DATA LISTING:
^^^^^^^^

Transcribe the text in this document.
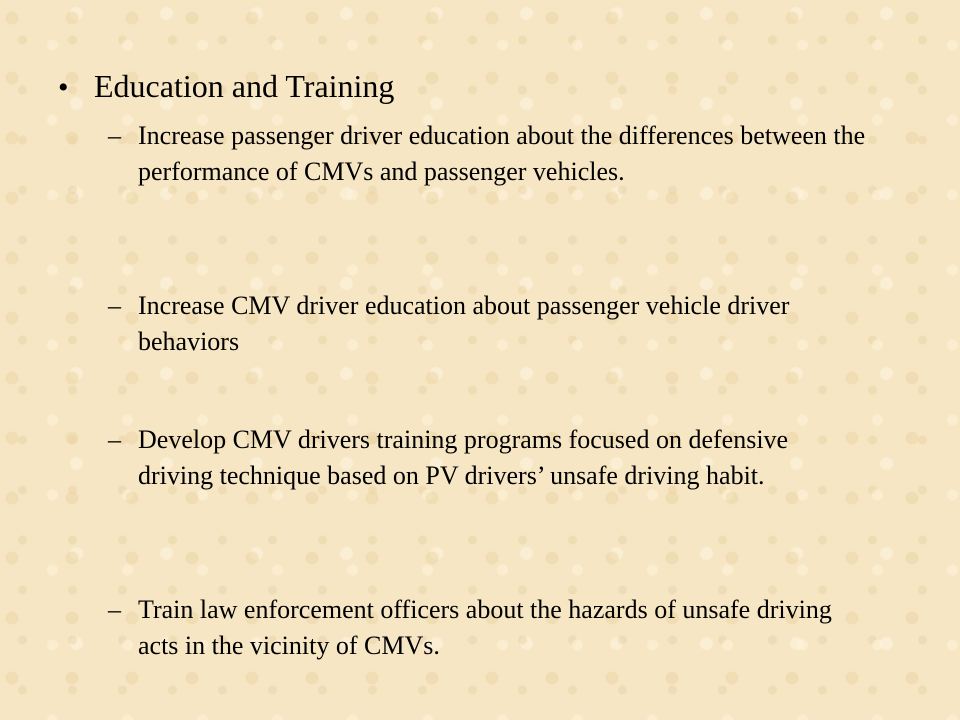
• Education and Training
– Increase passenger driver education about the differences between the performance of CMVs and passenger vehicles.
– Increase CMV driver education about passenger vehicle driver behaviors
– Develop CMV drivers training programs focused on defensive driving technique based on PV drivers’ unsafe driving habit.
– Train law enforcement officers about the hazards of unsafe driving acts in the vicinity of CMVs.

^^^^^^^^

THE TASK: Transcribe all of the entries word for word, but skip any pictures they contain.

THE REPLY:
Transcribe the text in this document.
• Education and Training
– Increase passenger driver education about the differences between the performance of CMVs and passenger vehicles.
– Increase CMV driver education about passenger vehicle driver behaviors
– Develop CMV drivers training programs focused on defensive driving technique based on PV drivers’ unsafe driving habit.
– Train law enforcement officers about the hazards of unsafe driving acts in the vicinity of CMVs.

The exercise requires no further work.